▶ _Instruction_: Reproduce the records below, replacing every occurrence of "y-tick-label" with "y-axis-tick-label" and leaving everything else unchanged.

▶ _Provided data_:
================

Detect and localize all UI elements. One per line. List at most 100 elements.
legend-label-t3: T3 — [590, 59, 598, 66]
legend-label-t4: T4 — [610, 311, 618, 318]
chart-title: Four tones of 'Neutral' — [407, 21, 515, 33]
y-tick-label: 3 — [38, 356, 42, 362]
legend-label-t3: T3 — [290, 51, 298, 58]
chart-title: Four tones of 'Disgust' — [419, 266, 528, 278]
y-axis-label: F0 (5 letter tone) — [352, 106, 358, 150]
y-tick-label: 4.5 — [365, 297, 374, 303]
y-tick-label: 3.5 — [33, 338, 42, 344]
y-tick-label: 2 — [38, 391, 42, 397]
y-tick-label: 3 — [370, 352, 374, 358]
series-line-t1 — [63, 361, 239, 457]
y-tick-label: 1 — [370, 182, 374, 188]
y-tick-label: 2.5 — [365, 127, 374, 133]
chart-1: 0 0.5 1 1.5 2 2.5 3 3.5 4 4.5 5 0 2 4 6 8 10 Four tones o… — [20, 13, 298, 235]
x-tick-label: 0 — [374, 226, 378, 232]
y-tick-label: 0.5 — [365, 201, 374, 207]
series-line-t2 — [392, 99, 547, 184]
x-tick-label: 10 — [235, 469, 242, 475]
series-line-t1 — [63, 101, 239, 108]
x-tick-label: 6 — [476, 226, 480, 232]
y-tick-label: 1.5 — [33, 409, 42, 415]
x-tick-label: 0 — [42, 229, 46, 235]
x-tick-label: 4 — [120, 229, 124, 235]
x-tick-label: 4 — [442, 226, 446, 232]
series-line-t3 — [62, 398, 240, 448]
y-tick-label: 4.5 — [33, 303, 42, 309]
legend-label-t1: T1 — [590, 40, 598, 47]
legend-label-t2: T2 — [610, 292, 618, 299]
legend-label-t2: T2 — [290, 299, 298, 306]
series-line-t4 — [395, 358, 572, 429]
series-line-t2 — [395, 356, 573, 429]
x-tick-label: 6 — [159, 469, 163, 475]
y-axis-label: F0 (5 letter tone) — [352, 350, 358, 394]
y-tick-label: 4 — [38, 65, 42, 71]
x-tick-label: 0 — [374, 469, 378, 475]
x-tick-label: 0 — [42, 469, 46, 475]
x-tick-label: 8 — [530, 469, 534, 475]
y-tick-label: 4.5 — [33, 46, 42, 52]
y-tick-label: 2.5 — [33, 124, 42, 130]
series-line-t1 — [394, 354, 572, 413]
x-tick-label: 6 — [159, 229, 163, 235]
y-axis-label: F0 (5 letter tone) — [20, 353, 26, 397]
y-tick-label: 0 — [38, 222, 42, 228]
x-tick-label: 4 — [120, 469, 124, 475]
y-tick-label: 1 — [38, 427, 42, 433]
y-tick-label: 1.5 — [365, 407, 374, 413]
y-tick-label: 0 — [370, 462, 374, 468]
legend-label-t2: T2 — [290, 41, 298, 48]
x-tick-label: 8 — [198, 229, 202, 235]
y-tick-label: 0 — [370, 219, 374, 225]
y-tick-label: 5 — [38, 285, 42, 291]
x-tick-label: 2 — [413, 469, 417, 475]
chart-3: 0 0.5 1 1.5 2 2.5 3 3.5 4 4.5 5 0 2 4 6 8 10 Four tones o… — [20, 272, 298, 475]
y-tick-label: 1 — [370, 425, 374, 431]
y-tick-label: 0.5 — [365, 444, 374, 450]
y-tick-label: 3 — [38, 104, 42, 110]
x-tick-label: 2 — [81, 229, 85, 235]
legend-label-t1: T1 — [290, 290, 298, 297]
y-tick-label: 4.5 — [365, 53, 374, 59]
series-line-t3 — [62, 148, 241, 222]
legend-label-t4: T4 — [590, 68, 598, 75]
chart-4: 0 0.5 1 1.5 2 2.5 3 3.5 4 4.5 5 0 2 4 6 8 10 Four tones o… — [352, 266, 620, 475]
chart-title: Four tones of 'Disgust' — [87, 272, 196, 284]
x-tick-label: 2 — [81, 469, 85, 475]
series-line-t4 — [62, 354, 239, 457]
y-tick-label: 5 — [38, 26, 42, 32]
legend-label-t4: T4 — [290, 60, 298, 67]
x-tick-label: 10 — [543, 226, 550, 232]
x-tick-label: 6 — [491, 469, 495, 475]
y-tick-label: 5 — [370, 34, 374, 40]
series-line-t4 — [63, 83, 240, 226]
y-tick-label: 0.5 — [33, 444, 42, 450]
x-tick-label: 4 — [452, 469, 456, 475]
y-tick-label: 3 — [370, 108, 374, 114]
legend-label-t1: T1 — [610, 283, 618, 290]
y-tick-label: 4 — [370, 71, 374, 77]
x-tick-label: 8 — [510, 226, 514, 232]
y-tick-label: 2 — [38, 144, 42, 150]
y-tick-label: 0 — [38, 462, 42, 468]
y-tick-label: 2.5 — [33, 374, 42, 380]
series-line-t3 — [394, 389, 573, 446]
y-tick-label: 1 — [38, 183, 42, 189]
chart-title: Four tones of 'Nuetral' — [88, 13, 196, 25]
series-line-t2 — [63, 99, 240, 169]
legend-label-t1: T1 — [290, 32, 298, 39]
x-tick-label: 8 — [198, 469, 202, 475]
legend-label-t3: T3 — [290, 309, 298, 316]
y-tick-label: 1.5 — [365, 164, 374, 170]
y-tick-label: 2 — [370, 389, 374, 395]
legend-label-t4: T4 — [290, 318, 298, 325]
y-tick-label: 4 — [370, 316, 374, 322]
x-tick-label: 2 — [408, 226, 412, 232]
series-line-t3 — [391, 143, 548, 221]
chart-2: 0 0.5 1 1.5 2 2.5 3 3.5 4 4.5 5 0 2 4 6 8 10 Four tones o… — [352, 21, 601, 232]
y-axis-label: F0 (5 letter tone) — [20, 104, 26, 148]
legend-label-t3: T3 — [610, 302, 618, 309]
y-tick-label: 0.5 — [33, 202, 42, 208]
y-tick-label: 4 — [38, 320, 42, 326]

================

▶ _Completed task_:
Detect and localize all UI elements. One per line. List at most 100 elements.
legend-label-t3: T3 — [590, 59, 598, 66]
legend-label-t4: T4 — [610, 311, 618, 318]
chart-title: Four tones of 'Neutral' — [407, 21, 515, 33]
y-axis-tick-label: 3 — [38, 356, 42, 362]
legend-label-t3: T3 — [290, 51, 298, 58]
chart-title: Four tones of 'Disgust' — [419, 266, 528, 278]
y-axis-label: F0 (5 letter tone) — [352, 106, 358, 150]
y-axis-tick-label: 4.5 — [365, 297, 374, 303]
y-axis-tick-label: 3.5 — [33, 338, 42, 344]
y-axis-tick-label: 2 — [38, 391, 42, 397]
y-axis-tick-label: 3 — [370, 352, 374, 358]
series-line-t1 — [63, 361, 239, 457]
y-axis-tick-label: 1 — [370, 182, 374, 188]
y-axis-tick-label: 2.5 — [365, 127, 374, 133]
chart-1: 0 0.5 1 1.5 2 2.5 3 3.5 4 4.5 5 0 2 4 6 8 10 Four tones o… — [20, 13, 298, 235]
x-tick-label: 0 — [374, 226, 378, 232]
y-axis-tick-label: 0.5 — [365, 201, 374, 207]
series-line-t2 — [392, 99, 547, 184]
x-tick-label: 10 — [235, 469, 242, 475]
series-line-t1 — [63, 101, 239, 108]
x-tick-label: 6 — [476, 226, 480, 232]
y-axis-tick-label: 1.5 — [33, 409, 42, 415]
x-tick-label: 0 — [42, 229, 46, 235]
x-tick-label: 4 — [120, 229, 124, 235]
x-tick-label: 4 — [442, 226, 446, 232]
series-line-t3 — [62, 398, 240, 448]
y-axis-tick-label: 4.5 — [33, 303, 42, 309]
legend-label-t1: T1 — [590, 40, 598, 47]
legend-label-t2: T2 — [610, 292, 618, 299]
legend-label-t2: T2 — [290, 299, 298, 306]
series-line-t4 — [395, 358, 572, 429]
series-line-t2 — [395, 356, 573, 429]
x-tick-label: 6 — [159, 469, 163, 475]
y-axis-label: F0 (5 letter tone) — [352, 350, 358, 394]
y-axis-tick-label: 4 — [38, 65, 42, 71]
x-tick-label: 0 — [374, 469, 378, 475]
x-tick-label: 0 — [42, 469, 46, 475]
x-tick-label: 8 — [530, 469, 534, 475]
y-axis-tick-label: 4.5 — [33, 46, 42, 52]
y-axis-tick-label: 2.5 — [33, 124, 42, 130]
series-line-t1 — [394, 354, 572, 413]
x-tick-label: 6 — [159, 229, 163, 235]
y-axis-label: F0 (5 letter tone) — [20, 353, 26, 397]
y-axis-tick-label: 0 — [38, 222, 42, 228]
x-tick-label: 4 — [120, 469, 124, 475]
y-axis-tick-label: 1 — [38, 427, 42, 433]
y-axis-tick-label: 1.5 — [365, 407, 374, 413]
y-axis-tick-label: 0 — [370, 462, 374, 468]
legend-label-t2: T2 — [290, 41, 298, 48]
x-tick-label: 8 — [198, 229, 202, 235]
y-axis-tick-label: 0 — [370, 219, 374, 225]
y-axis-tick-label: 5 — [38, 285, 42, 291]
x-tick-label: 2 — [413, 469, 417, 475]
chart-3: 0 0.5 1 1.5 2 2.5 3 3.5 4 4.5 5 0 2 4 6 8 10 Four tones o… — [20, 272, 298, 475]
y-axis-tick-label: 1 — [370, 425, 374, 431]
y-axis-tick-label: 0.5 — [365, 444, 374, 450]
y-axis-tick-label: 3 — [38, 104, 42, 110]
x-tick-label: 2 — [81, 229, 85, 235]
legend-label-t1: T1 — [290, 290, 298, 297]
y-axis-tick-label: 4.5 — [365, 53, 374, 59]
series-line-t3 — [62, 148, 241, 222]
legend-label-t4: T4 — [590, 68, 598, 75]
chart-4: 0 0.5 1 1.5 2 2.5 3 3.5 4 4.5 5 0 2 4 6 8 10 Four tones o… — [352, 266, 620, 475]
chart-title: Four tones of 'Disgust' — [87, 272, 196, 284]
x-tick-label: 2 — [81, 469, 85, 475]
series-line-t4 — [62, 354, 239, 457]
y-axis-tick-label: 5 — [38, 26, 42, 32]
legend-label-t4: T4 — [290, 60, 298, 67]
x-tick-label: 10 — [543, 226, 550, 232]
x-tick-label: 6 — [491, 469, 495, 475]
y-axis-tick-label: 5 — [370, 34, 374, 40]
series-line-t4 — [63, 83, 240, 226]
y-axis-tick-label: 0.5 — [33, 444, 42, 450]
x-tick-label: 4 — [452, 469, 456, 475]
y-axis-tick-label: 3 — [370, 108, 374, 114]
legend-label-t1: T1 — [610, 283, 618, 290]
y-axis-tick-label: 4 — [370, 71, 374, 77]
x-tick-label: 8 — [510, 226, 514, 232]
y-axis-tick-label: 2 — [38, 144, 42, 150]
y-axis-tick-label: 0 — [38, 462, 42, 468]
y-axis-tick-label: 2.5 — [33, 374, 42, 380]
series-line-t3 — [394, 389, 573, 446]
y-axis-tick-label: 1 — [38, 183, 42, 189]
chart-title: Four tones of 'Nuetral' — [88, 13, 196, 25]
series-line-t2 — [63, 99, 240, 169]
legend-label-t1: T1 — [290, 32, 298, 39]
x-tick-label: 8 — [198, 469, 202, 475]
legend-label-t3: T3 — [290, 309, 298, 316]
y-axis-tick-label: 1.5 — [365, 164, 374, 170]
y-axis-tick-label: 2 — [370, 389, 374, 395]
legend-label-t4: T4 — [290, 318, 298, 325]
y-axis-tick-label: 4 — [370, 316, 374, 322]
x-tick-label: 2 — [408, 226, 412, 232]
series-line-t3 — [391, 143, 548, 221]
chart-2: 0 0.5 1 1.5 2 2.5 3 3.5 4 4.5 5 0 2 4 6 8 10 Four tones o… — [352, 21, 601, 232]
y-axis-label: F0 (5 letter tone) — [20, 104, 26, 148]
legend-label-t3: T3 — [610, 302, 618, 309]
y-axis-tick-label: 0.5 — [33, 202, 42, 208]
y-axis-tick-label: 4 — [38, 320, 42, 326]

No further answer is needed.